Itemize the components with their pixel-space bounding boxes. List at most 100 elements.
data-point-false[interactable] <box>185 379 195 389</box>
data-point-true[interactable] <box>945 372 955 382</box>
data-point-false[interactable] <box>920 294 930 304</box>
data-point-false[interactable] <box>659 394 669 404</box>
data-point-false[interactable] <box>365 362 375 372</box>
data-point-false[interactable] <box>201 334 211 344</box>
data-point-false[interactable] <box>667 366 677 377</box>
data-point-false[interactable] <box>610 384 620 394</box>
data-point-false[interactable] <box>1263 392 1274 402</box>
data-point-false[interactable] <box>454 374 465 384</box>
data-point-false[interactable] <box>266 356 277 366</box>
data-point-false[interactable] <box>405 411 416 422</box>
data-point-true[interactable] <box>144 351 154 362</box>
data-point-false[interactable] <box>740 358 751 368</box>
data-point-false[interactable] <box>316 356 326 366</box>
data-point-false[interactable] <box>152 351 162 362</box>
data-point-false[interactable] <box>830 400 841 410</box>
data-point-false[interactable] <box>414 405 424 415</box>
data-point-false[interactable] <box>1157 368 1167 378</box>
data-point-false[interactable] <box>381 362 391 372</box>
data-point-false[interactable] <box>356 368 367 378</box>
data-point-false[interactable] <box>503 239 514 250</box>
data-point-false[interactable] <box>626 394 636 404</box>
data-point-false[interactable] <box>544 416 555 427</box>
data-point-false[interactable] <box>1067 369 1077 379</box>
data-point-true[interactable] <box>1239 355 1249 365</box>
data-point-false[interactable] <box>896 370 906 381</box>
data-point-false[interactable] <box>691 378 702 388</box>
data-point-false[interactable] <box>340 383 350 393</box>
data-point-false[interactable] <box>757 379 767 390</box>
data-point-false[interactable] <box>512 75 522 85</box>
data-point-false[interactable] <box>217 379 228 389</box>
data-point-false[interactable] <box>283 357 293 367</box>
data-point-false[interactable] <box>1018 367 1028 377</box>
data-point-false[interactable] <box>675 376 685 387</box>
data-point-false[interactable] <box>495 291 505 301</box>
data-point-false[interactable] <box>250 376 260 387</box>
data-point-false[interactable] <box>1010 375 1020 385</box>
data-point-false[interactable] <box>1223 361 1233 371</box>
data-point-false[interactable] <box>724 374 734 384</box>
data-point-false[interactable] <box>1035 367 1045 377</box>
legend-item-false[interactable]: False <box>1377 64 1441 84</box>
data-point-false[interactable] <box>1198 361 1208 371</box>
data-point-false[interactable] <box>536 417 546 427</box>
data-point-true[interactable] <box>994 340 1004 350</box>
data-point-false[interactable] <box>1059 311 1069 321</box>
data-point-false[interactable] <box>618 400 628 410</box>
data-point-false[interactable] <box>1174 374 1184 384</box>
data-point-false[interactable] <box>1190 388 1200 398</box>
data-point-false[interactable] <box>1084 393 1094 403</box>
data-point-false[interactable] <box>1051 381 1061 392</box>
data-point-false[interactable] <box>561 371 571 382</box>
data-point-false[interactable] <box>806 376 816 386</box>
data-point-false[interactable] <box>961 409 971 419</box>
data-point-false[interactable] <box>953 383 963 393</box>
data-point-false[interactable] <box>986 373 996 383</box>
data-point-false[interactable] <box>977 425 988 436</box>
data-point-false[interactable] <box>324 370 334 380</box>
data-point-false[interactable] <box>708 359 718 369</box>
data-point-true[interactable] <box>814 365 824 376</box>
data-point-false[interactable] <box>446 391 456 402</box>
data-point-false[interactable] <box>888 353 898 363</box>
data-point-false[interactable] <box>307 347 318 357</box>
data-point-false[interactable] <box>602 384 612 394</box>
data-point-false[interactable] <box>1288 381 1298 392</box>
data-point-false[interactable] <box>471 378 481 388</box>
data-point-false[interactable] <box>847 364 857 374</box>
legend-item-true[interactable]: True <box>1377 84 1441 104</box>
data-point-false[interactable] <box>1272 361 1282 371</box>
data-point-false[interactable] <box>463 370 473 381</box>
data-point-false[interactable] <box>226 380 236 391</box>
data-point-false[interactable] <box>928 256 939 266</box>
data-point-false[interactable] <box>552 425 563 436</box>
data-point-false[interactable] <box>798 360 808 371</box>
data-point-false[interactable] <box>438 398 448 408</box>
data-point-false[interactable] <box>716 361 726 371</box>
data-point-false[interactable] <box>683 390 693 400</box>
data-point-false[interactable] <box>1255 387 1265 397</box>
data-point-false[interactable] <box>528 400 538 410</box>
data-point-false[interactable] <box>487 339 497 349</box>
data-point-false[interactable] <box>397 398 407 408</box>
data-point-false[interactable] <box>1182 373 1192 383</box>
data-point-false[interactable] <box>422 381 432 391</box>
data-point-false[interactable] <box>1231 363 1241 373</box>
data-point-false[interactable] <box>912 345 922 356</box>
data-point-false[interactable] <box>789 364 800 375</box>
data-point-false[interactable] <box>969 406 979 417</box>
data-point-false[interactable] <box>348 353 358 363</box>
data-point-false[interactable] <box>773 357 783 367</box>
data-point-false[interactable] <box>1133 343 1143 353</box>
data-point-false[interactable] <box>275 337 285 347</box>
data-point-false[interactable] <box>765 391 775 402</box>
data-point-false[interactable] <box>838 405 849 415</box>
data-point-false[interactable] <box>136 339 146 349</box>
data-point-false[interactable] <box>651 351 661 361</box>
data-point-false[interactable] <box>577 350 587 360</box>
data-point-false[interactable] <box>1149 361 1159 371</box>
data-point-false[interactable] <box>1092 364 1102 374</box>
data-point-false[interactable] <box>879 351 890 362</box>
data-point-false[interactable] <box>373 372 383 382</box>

══════

▶ _你的任务_
上面的数据中有几行含有字符串“true”？区分大小写，只回答数字。

▶ _任务结果_
6